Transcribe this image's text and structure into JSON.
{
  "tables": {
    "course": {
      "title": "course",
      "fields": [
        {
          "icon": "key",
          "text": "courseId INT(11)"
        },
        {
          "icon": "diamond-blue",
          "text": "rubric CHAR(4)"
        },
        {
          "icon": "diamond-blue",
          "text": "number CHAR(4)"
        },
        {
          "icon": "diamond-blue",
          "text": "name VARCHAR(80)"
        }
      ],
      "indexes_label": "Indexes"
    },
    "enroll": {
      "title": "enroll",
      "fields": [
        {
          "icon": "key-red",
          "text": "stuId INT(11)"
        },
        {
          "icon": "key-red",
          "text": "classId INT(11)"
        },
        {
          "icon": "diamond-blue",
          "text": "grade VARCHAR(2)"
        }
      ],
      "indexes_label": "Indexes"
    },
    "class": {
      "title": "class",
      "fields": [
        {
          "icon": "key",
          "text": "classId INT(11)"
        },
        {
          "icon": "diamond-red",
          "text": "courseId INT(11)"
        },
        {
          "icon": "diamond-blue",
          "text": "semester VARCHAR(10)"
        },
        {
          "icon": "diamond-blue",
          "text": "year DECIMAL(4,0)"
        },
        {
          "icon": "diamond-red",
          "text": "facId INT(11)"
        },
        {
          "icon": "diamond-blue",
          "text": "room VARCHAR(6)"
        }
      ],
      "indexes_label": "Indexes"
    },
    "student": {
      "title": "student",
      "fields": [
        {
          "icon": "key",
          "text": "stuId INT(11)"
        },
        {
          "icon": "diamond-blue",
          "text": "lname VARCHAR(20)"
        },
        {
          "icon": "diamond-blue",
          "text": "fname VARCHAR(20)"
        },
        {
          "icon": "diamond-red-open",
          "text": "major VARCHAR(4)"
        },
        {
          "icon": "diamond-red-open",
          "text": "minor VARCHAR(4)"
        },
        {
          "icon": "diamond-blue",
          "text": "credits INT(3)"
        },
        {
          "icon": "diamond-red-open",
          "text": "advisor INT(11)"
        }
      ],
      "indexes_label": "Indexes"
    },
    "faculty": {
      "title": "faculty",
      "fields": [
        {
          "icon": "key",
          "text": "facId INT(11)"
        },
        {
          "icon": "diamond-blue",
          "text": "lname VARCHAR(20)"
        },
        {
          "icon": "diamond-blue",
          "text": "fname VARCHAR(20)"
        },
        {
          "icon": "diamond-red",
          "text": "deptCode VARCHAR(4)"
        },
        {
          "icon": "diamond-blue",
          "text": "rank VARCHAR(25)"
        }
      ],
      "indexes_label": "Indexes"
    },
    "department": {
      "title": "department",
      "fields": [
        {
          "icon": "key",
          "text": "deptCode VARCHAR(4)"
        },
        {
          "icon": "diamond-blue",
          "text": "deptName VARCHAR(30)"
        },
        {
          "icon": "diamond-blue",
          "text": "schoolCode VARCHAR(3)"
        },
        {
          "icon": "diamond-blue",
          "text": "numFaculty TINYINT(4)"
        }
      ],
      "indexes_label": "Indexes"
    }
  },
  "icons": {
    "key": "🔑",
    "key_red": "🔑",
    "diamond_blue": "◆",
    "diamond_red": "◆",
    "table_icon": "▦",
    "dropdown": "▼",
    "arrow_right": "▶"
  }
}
******
Quote the material exactly, leaving nothing out.

- **Written solution**
Transcribe this image's text and structure into JSON.
{
  "tables": {
    "course": {
      "title": "course",
      "fields": [
        {
          "icon": "key",
          "text": "courseId INT(11)"
        },
        {
          "icon": "diamond-blue",
          "text": "rubric CHAR(4)"
        },
        {
          "icon": "diamond-blue",
          "text": "number CHAR(4)"
        },
        {
          "icon": "diamond-blue",
          "text": "name VARCHAR(80)"
        }
      ],
      "indexes_label": "Indexes"
    },
    "enroll": {
      "title": "enroll",
      "fields": [
        {
          "icon": "key-red",
          "text": "stuId INT(11)"
        },
        {
          "icon": "key-red",
          "text": "classId INT(11)"
        },
        {
          "icon": "diamond-blue",
          "text": "grade VARCHAR(2)"
        }
      ],
      "indexes_label": "Indexes"
    },
    "class": {
      "title": "class",
      "fields": [
        {
          "icon": "key",
          "text": "classId INT(11)"
        },
        {
          "icon": "diamond-red",
          "text": "courseId INT(11)"
        },
        {
          "icon": "diamond-blue",
          "text": "semester VARCHAR(10)"
        },
        {
          "icon": "diamond-blue",
          "text": "year DECIMAL(4,0)"
        },
        {
          "icon": "diamond-red",
          "text": "facId INT(11)"
        },
        {
          "icon": "diamond-blue",
          "text": "room VARCHAR(6)"
        }
      ],
      "indexes_label": "Indexes"
    },
    "student": {
      "title": "student",
      "fields": [
        {
          "icon": "key",
          "text": "stuId INT(11)"
        },
        {
          "icon": "diamond-blue",
          "text": "lname VARCHAR(20)"
        },
        {
          "icon": "diamond-blue",
          "text": "fname VARCHAR(20)"
        },
        {
          "icon": "diamond-red-open",
          "text": "major VARCHAR(4)"
        },
        {
          "icon": "diamond-red-open",
          "text": "minor VARCHAR(4)"
        },
        {
          "icon": "diamond-blue",
          "text": "credits INT(3)"
        },
        {
          "icon": "diamond-red-open",
          "text": "advisor INT(11)"
        }
      ],
      "indexes_label": "Indexes"
    },
    "faculty": {
      "title": "faculty",
      "fields": [
        {
          "icon": "key",
          "text": "facId INT(11)"
        },
        {
          "icon": "diamond-blue",
          "text": "lname VARCHAR(20)"
        },
        {
          "icon": "diamond-blue",
          "text": "fname VARCHAR(20)"
        },
        {
          "icon": "diamond-red",
          "text": "deptCode VARCHAR(4)"
        },
        {
          "icon": "diamond-blue",
          "text": "rank VARCHAR(25)"
        }
      ],
      "indexes_label": "Indexes"
    },
    "department": {
      "title": "department",
      "fields": [
        {
          "icon": "key",
          "text": "deptCode VARCHAR(4)"
        },
        {
          "icon": "diamond-blue",
          "text": "deptName VARCHAR(30)"
        },
        {
          "icon": "diamond-blue",
          "text": "schoolCode VARCHAR(3)"
        },
        {
          "icon": "diamond-blue",
          "text": "numFaculty TINYINT(4)"
        }
      ],
      "indexes_label": "Indexes"
    }
  },
  "icons": {
    "key": "🔑",
    "key_red": "🔑",
    "diamond_blue": "◆",
    "diamond_red": "◆",
    "table_icon": "▦",
    "dropdown": "▼",
    "arrow_right": "▶"
  }
}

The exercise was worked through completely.